**Your objective:** Check each line of the material below, and copy it if it holds the string "Output".

**Stored items:**

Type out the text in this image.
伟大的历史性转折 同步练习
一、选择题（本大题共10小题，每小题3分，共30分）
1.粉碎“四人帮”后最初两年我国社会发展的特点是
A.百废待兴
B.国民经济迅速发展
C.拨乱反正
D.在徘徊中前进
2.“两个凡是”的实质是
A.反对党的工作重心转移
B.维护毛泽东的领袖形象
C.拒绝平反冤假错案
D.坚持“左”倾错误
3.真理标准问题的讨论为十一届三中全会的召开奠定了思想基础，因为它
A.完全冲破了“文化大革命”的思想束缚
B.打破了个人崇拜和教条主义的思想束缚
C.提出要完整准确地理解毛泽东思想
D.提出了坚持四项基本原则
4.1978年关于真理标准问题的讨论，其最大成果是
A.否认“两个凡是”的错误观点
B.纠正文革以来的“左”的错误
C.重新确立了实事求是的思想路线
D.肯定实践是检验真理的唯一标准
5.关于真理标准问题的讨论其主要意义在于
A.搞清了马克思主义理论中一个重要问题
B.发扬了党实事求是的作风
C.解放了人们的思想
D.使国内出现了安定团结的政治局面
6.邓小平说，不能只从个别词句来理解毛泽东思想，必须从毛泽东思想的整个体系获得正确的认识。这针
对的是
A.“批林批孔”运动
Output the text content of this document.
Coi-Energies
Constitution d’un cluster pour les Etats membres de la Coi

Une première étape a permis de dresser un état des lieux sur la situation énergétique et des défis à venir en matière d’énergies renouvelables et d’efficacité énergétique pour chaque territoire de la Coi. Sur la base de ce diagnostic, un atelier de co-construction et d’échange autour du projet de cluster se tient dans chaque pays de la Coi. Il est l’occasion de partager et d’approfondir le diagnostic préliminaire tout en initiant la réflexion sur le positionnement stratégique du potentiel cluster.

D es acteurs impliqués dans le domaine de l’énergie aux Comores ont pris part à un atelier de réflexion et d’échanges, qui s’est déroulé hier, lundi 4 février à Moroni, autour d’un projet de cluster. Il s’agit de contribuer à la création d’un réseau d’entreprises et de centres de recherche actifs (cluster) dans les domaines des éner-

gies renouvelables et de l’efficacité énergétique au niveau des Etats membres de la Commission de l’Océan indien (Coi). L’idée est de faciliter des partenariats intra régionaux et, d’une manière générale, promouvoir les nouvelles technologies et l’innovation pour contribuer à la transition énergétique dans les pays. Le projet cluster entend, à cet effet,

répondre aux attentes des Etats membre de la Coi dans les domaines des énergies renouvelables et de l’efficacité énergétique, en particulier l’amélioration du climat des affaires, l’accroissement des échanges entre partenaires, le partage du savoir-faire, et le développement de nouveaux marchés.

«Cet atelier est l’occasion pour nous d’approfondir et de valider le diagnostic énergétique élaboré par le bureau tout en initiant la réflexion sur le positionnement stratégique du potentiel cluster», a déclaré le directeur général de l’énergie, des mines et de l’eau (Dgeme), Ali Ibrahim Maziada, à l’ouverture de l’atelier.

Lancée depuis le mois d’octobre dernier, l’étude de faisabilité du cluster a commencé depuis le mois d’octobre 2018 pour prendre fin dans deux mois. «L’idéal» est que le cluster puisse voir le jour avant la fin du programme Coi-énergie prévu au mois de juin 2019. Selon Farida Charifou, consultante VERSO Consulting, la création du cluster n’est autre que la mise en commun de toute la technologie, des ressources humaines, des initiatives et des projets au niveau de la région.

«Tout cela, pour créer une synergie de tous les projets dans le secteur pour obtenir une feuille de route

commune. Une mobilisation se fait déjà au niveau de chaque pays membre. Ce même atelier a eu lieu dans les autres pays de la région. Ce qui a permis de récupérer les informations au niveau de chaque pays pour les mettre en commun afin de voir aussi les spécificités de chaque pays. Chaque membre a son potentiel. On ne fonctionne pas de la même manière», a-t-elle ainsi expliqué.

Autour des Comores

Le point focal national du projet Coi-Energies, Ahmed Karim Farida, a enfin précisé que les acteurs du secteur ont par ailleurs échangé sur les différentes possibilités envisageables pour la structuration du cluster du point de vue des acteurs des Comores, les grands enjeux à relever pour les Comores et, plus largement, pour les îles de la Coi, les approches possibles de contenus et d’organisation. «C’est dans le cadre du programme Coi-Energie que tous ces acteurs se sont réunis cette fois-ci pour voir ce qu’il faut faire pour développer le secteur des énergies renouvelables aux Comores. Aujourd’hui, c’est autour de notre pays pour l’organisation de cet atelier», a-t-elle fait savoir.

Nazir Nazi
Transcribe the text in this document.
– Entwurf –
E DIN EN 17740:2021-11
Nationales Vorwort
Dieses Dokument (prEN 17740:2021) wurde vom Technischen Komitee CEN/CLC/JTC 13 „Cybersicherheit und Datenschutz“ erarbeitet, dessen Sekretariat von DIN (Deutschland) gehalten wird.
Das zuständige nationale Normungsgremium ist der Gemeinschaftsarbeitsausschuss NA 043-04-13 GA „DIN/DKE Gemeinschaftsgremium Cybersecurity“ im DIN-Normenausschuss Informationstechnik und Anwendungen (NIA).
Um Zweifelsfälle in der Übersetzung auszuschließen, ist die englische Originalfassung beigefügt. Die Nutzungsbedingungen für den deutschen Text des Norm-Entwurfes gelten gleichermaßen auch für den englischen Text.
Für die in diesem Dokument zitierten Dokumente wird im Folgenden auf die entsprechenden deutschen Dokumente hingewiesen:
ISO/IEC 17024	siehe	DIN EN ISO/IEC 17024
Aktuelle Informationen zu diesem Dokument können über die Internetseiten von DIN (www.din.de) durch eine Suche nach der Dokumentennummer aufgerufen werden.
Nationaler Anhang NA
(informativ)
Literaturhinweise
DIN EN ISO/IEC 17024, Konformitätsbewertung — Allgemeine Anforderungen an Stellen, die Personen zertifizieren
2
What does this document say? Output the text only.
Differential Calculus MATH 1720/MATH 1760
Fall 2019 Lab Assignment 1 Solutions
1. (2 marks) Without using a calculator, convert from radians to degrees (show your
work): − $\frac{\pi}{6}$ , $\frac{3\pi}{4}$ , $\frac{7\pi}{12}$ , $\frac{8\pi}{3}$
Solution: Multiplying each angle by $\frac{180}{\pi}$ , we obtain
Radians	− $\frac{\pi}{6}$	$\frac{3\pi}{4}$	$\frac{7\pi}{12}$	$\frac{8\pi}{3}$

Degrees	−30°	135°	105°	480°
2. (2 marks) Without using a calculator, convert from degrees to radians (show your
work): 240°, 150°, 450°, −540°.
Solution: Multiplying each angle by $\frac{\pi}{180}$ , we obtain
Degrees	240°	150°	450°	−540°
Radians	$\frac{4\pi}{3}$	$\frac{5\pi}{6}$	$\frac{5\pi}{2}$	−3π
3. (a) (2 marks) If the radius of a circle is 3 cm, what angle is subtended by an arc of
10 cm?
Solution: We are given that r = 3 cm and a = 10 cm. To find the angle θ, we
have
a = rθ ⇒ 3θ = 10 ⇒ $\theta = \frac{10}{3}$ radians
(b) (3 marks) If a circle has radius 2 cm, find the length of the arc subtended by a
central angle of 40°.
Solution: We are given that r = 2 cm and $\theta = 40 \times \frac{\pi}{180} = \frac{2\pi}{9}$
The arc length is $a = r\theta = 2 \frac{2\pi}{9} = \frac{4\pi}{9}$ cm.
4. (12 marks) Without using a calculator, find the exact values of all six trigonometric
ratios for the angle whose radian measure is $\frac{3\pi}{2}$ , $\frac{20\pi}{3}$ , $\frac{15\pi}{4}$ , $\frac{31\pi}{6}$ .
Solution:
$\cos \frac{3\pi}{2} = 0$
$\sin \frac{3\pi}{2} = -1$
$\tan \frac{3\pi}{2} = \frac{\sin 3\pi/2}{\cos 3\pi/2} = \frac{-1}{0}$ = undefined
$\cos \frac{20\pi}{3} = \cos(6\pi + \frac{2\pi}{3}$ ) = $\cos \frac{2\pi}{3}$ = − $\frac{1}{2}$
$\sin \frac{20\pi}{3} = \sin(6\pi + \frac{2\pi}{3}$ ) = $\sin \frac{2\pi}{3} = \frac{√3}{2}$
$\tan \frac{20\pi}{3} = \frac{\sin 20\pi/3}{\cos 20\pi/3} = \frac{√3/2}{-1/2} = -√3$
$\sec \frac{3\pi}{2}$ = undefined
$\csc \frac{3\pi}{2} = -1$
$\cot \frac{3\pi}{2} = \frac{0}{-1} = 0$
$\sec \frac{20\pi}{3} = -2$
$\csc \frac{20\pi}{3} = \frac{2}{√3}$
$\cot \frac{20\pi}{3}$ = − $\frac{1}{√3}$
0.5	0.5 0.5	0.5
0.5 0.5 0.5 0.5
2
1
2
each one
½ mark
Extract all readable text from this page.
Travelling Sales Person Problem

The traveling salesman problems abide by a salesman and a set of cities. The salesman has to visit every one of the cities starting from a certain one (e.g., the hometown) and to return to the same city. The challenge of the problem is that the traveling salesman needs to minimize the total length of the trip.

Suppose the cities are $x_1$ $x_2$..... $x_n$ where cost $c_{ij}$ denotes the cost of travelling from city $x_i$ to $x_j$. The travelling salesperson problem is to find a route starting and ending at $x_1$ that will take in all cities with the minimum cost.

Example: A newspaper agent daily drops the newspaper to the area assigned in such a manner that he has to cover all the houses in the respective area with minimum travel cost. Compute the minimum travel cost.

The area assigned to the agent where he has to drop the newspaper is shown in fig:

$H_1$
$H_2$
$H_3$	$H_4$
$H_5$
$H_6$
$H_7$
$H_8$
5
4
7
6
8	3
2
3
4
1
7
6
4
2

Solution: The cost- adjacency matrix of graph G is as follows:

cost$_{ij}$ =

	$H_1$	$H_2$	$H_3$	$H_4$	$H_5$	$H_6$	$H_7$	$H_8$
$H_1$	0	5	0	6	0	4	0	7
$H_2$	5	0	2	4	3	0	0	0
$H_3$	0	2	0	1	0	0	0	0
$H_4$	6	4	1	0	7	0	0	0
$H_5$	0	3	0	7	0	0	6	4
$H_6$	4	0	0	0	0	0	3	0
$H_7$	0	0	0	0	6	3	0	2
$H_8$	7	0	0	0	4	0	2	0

**Written answer:**
Output the text content of this document.
What does this document say? Output the text only.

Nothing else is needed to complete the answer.